*Records supplied*
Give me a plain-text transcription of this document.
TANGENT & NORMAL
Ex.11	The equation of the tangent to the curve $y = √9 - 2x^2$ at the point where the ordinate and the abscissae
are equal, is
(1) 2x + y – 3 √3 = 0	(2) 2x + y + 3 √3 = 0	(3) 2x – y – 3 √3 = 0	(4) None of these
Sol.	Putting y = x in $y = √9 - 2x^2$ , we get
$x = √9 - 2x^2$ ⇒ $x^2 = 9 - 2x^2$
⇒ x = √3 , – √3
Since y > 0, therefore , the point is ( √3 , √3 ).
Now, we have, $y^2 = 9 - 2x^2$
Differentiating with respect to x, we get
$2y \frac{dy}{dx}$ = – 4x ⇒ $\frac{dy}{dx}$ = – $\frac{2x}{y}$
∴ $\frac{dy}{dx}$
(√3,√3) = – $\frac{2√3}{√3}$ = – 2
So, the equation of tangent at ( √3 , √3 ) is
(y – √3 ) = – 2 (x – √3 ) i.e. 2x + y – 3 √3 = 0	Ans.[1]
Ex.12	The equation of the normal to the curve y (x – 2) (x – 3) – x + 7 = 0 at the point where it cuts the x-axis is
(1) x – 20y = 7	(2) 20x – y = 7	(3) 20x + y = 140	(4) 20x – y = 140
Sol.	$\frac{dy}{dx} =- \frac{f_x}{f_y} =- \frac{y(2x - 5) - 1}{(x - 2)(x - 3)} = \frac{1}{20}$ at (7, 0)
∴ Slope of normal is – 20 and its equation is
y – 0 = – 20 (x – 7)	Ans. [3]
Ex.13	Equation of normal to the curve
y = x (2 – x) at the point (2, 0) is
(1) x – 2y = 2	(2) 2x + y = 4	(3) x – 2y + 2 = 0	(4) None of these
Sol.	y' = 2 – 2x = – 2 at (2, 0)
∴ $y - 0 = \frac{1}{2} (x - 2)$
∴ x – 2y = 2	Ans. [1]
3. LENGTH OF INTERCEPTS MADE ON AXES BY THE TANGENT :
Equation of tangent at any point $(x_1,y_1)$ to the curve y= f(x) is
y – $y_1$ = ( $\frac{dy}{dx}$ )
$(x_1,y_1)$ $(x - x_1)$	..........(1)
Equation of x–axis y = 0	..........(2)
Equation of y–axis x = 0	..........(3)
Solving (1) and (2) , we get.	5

*Aim*
Restate the whole of the material exactly.

*Response below*
Give me a plain-text transcription of this document.
TANGENT & NORMAL
Ex.11	The equation of the tangent to the curve $y = √9 - 2x^2$ at the point where the ordinate and the abscissae
are equal, is
(1) 2x + y – 3 √3 = 0	(2) 2x + y + 3 √3 = 0	(3) 2x – y – 3 √3 = 0	(4) None of these
Sol.	Putting y = x in $y = √9 - 2x^2$ , we get
$x = √9 - 2x^2$ ⇒ $x^2 = 9 - 2x^2$
⇒ x = √3 , – √3
Since y > 0, therefore , the point is ( √3 , √3 ).
Now, we have, $y^2 = 9 - 2x^2$
Differentiating with respect to x, we get
$2y \frac{dy}{dx}$ = – 4x ⇒ $\frac{dy}{dx}$ = – $\frac{2x}{y}$
∴ $\frac{dy}{dx}$
(√3,√3) = – $\frac{2√3}{√3}$ = – 2
So, the equation of tangent at ( √3 , √3 ) is
(y – √3 ) = – 2 (x – √3 ) i.e. 2x + y – 3 √3 = 0	Ans.[1]
Ex.12	The equation of the normal to the curve y (x – 2) (x – 3) – x + 7 = 0 at the point where it cuts the x-axis is
(1) x – 20y = 7	(2) 20x – y = 7	(3) 20x + y = 140	(4) 20x – y = 140
Sol.	$\frac{dy}{dx} =- \frac{f_x}{f_y} =- \frac{y(2x - 5) - 1}{(x - 2)(x - 3)} = \frac{1}{20}$ at (7, 0)
∴ Slope of normal is – 20 and its equation is
y – 0 = – 20 (x – 7)	Ans. [3]
Ex.13	Equation of normal to the curve
y = x (2 – x) at the point (2, 0) is
(1) x – 2y = 2	(2) 2x + y = 4	(3) x – 2y + 2 = 0	(4) None of these
Sol.	y' = 2 – 2x = – 2 at (2, 0)
∴ $y - 0 = \frac{1}{2} (x - 2)$
∴ x – 2y = 2	Ans. [1]
3. LENGTH OF INTERCEPTS MADE ON AXES BY THE TANGENT :
Equation of tangent at any point $(x_1,y_1)$ to the curve y= f(x) is
y – $y_1$ = ( $\frac{dy}{dx}$ )
$(x_1,y_1)$ $(x - x_1)$	..........(1)
Equation of x–axis y = 0	..........(2)
Equation of y–axis x = 0	..........(3)
Solving (1) and (2) , we get.	5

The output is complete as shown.